[BEGIN Provided records]

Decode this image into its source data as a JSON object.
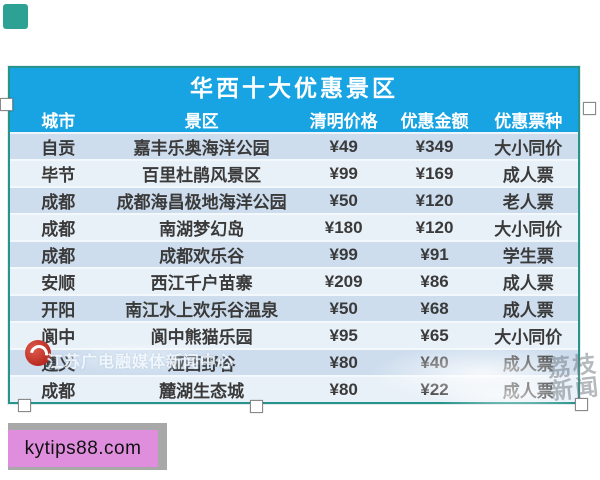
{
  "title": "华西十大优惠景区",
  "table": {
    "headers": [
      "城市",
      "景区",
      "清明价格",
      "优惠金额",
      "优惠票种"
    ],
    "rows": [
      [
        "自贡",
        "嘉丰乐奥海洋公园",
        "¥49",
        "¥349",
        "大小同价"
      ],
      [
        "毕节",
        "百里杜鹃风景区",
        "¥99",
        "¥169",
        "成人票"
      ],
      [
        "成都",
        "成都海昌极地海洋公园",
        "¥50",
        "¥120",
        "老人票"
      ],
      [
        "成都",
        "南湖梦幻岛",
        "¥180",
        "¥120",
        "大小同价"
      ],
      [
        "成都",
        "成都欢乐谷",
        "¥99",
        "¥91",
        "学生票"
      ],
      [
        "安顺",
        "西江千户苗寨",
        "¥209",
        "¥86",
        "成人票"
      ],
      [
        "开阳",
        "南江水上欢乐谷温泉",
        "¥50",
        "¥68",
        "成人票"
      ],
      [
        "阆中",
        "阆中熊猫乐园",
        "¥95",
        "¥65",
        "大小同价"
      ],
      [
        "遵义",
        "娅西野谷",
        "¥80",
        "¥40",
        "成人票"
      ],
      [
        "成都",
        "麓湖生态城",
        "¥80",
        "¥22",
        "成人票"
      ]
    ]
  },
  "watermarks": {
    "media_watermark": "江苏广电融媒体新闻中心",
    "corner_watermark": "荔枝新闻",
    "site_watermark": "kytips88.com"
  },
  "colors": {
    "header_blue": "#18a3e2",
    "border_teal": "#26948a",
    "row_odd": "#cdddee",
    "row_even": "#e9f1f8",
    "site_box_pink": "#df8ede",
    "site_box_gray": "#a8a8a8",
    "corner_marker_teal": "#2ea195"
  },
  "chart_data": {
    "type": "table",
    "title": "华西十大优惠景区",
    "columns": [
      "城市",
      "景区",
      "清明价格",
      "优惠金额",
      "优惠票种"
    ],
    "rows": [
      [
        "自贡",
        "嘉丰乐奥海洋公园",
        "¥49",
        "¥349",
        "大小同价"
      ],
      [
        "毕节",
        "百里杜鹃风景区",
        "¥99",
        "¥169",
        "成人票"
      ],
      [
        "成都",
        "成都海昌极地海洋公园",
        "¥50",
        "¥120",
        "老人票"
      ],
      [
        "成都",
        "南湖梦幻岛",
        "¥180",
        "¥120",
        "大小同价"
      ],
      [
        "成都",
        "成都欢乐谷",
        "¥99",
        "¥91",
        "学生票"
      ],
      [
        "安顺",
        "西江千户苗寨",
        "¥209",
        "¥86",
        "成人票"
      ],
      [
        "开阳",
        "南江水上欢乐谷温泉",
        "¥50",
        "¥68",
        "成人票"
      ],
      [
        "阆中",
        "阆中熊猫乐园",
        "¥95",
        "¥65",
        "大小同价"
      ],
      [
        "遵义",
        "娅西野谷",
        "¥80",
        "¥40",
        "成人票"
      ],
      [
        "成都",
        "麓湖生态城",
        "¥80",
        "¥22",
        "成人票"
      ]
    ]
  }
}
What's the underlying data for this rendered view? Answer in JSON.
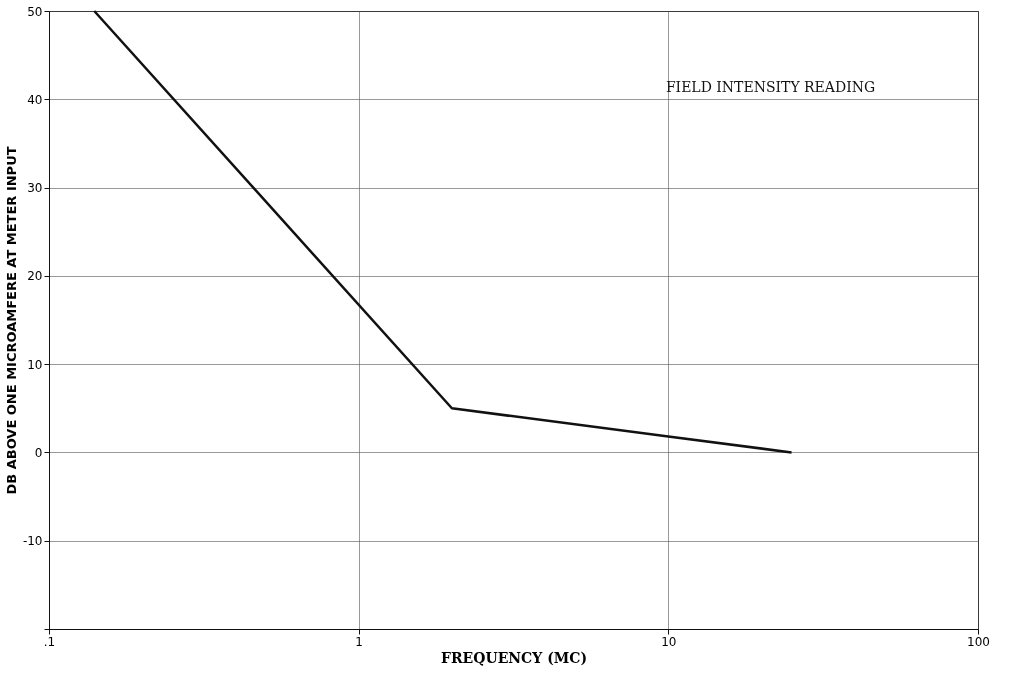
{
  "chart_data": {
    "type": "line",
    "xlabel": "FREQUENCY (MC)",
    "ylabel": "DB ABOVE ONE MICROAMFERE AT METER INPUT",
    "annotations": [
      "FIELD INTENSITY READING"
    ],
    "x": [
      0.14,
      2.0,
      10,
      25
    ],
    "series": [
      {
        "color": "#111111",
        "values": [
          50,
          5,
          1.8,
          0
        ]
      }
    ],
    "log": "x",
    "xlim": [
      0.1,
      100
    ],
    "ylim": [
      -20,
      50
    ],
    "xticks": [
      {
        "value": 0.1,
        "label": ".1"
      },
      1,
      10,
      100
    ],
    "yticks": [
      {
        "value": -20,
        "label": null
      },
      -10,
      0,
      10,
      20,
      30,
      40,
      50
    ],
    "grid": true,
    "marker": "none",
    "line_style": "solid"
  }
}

[END Provided records]

Goal: Print every entry exactly as written, without the pictures.

Reply:
Decode this image into its source data as a JSON object.
{
  "title": "华西十大优惠景区",
  "table": {
    "headers": [
      "城市",
      "景区",
      "清明价格",
      "优惠金额",
      "优惠票种"
    ],
    "rows": [
      [
        "自贡",
        "嘉丰乐奥海洋公园",
        "¥49",
        "¥349",
        "大小同价"
      ],
      [
        "毕节",
        "百里杜鹃风景区",
        "¥99",
        "¥169",
        "成人票"
      ],
      [
        "成都",
        "成都海昌极地海洋公园",
        "¥50",
        "¥120",
        "老人票"
      ],
      [
        "成都",
        "南湖梦幻岛",
        "¥180",
        "¥120",
        "大小同价"
      ],
      [
        "成都",
        "成都欢乐谷",
        "¥99",
        "¥91",
        "学生票"
      ],
      [
        "安顺",
        "西江千户苗寨",
        "¥209",
        "¥86",
        "成人票"
      ],
      [
        "开阳",
        "南江水上欢乐谷温泉",
        "¥50",
        "¥68",
        "成人票"
      ],
      [
        "阆中",
        "阆中熊猫乐园",
        "¥95",
        "¥65",
        "大小同价"
      ],
      [
        "遵义",
        "娅西野谷",
        "¥80",
        "¥40",
        "成人票"
      ],
      [
        "成都",
        "麓湖生态城",
        "¥80",
        "¥22",
        "成人票"
      ]
    ]
  },
  "watermarks": {
    "media_watermark": "江苏广电融媒体新闻中心",
    "corner_watermark": "荔枝新闻",
    "site_watermark": "kytips88.com"
  },
  "colors": {
    "header_blue": "#18a3e2",
    "border_teal": "#26948a",
    "row_odd": "#cdddee",
    "row_even": "#e9f1f8",
    "site_box_pink": "#df8ede",
    "site_box_gray": "#a8a8a8",
    "corner_marker_teal": "#2ea195"
  },
  "chart_data": {
    "type": "table",
    "title": "华西十大优惠景区",
    "columns": [
      "城市",
      "景区",
      "清明价格",
      "优惠金额",
      "优惠票种"
    ],
    "rows": [
      [
        "自贡",
        "嘉丰乐奥海洋公园",
        "¥49",
        "¥349",
        "大小同价"
      ],
      [
        "毕节",
        "百里杜鹃风景区",
        "¥99",
        "¥169",
        "成人票"
      ],
      [
        "成都",
        "成都海昌极地海洋公园",
        "¥50",
        "¥120",
        "老人票"
      ],
      [
        "成都",
        "南湖梦幻岛",
        "¥180",
        "¥120",
        "大小同价"
      ],
      [
        "成都",
        "成都欢乐谷",
        "¥99",
        "¥91",
        "学生票"
      ],
      [
        "安顺",
        "西江千户苗寨",
        "¥209",
        "¥86",
        "成人票"
      ],
      [
        "开阳",
        "南江水上欢乐谷温泉",
        "¥50",
        "¥68",
        "成人票"
      ],
      [
        "阆中",
        "阆中熊猫乐园",
        "¥95",
        "¥65",
        "大小同价"
      ],
      [
        "遵义",
        "娅西野谷",
        "¥80",
        "¥40",
        "成人票"
      ],
      [
        "成都",
        "麓湖生态城",
        "¥80",
        "¥22",
        "成人票"
      ]
    ]
  }
}
What's the underlying data for this rendered view? Answer in JSON.
{
  "chart_data": {
    "type": "line",
    "xlabel": "FREQUENCY (MC)",
    "ylabel": "DB ABOVE ONE MICROAMFERE AT METER INPUT",
    "annotations": [
      "FIELD INTENSITY READING"
    ],
    "x": [
      0.14,
      2.0,
      10,
      25
    ],
    "series": [
      {
        "color": "#111111",
        "values": [
          50,
          5,
          1.8,
          0
        ]
      }
    ],
    "log": "x",
    "xlim": [
      0.1,
      100
    ],
    "ylim": [
      -20,
      50
    ],
    "xticks": [
      {
        "value": 0.1,
        "label": ".1"
      },
      1,
      10,
      100
    ],
    "yticks": [
      {
        "value": -20,
        "label": null
      },
      -10,
      0,
      10,
      20,
      30,
      40,
      50
    ],
    "grid": true,
    "marker": "none",
    "line_style": "solid"
  }
}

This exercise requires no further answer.